PROVIDED INFORMATION:
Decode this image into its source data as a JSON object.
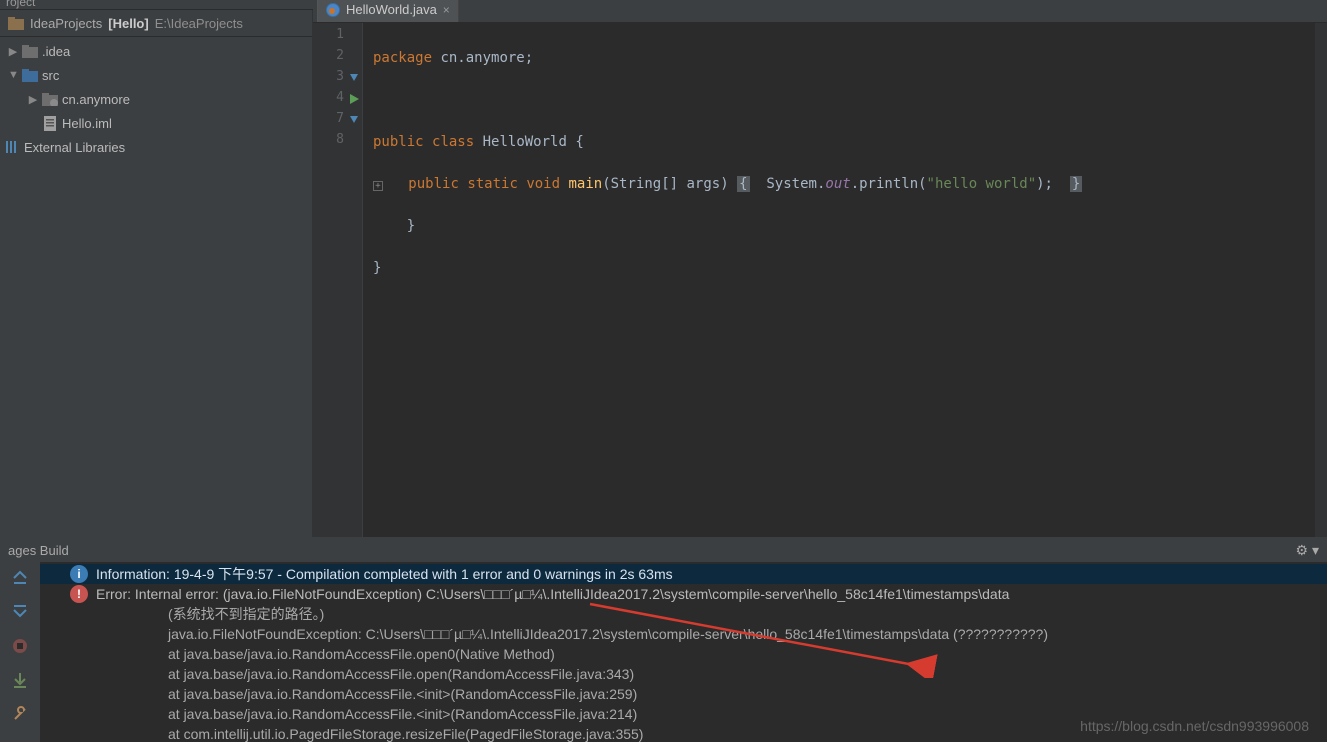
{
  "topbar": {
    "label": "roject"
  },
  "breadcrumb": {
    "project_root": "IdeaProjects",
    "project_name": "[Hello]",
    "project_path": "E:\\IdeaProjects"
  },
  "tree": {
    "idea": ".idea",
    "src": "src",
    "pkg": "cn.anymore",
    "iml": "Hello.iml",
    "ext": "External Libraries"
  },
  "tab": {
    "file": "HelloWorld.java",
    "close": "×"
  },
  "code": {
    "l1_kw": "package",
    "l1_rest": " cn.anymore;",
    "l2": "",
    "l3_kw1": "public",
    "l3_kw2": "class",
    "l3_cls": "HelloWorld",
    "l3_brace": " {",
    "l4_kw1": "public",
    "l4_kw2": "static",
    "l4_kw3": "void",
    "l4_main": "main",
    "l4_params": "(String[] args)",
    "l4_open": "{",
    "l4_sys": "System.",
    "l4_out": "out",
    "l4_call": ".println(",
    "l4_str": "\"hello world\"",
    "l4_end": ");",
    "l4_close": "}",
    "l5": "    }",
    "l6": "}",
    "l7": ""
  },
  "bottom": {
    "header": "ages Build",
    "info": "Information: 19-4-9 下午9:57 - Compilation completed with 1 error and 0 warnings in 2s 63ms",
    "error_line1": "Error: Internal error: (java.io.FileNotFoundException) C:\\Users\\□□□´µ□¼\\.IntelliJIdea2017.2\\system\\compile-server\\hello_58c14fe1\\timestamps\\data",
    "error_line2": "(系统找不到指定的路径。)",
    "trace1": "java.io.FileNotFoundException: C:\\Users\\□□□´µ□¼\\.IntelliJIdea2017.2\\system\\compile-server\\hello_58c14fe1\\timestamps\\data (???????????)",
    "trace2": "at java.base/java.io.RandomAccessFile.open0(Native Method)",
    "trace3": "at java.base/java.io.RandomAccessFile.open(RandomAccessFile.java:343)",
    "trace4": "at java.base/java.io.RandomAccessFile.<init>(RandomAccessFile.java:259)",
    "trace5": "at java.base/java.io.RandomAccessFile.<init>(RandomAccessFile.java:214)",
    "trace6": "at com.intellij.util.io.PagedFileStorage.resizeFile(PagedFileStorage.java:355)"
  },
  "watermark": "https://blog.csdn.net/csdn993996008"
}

EXERCISE OBJECTIVE: Ignore the images and quote every line of the listing exactly.

FINAL ANSWER:
Decode this image into its source data as a JSON object.
{
  "topbar": {
    "label": "roject"
  },
  "breadcrumb": {
    "project_root": "IdeaProjects",
    "project_name": "[Hello]",
    "project_path": "E:\\IdeaProjects"
  },
  "tree": {
    "idea": ".idea",
    "src": "src",
    "pkg": "cn.anymore",
    "iml": "Hello.iml",
    "ext": "External Libraries"
  },
  "tab": {
    "file": "HelloWorld.java",
    "close": "×"
  },
  "code": {
    "l1_kw": "package",
    "l1_rest": " cn.anymore;",
    "l2": "",
    "l3_kw1": "public",
    "l3_kw2": "class",
    "l3_cls": "HelloWorld",
    "l3_brace": " {",
    "l4_kw1": "public",
    "l4_kw2": "static",
    "l4_kw3": "void",
    "l4_main": "main",
    "l4_params": "(String[] args)",
    "l4_open": "{",
    "l4_sys": "System.",
    "l4_out": "out",
    "l4_call": ".println(",
    "l4_str": "\"hello world\"",
    "l4_end": ");",
    "l4_close": "}",
    "l5": "    }",
    "l6": "}",
    "l7": ""
  },
  "bottom": {
    "header": "ages Build",
    "info": "Information: 19-4-9 下午9:57 - Compilation completed with 1 error and 0 warnings in 2s 63ms",
    "error_line1": "Error: Internal error: (java.io.FileNotFoundException) C:\\Users\\□□□´µ□¼\\.IntelliJIdea2017.2\\system\\compile-server\\hello_58c14fe1\\timestamps\\data",
    "error_line2": "(系统找不到指定的路径。)",
    "trace1": "java.io.FileNotFoundException: C:\\Users\\□□□´µ□¼\\.IntelliJIdea2017.2\\system\\compile-server\\hello_58c14fe1\\timestamps\\data (???????????)",
    "trace2": "at java.base/java.io.RandomAccessFile.open0(Native Method)",
    "trace3": "at java.base/java.io.RandomAccessFile.open(RandomAccessFile.java:343)",
    "trace4": "at java.base/java.io.RandomAccessFile.<init>(RandomAccessFile.java:259)",
    "trace5": "at java.base/java.io.RandomAccessFile.<init>(RandomAccessFile.java:214)",
    "trace6": "at com.intellij.util.io.PagedFileStorage.resizeFile(PagedFileStorage.java:355)"
  },
  "watermark": "https://blog.csdn.net/csdn993996008"
}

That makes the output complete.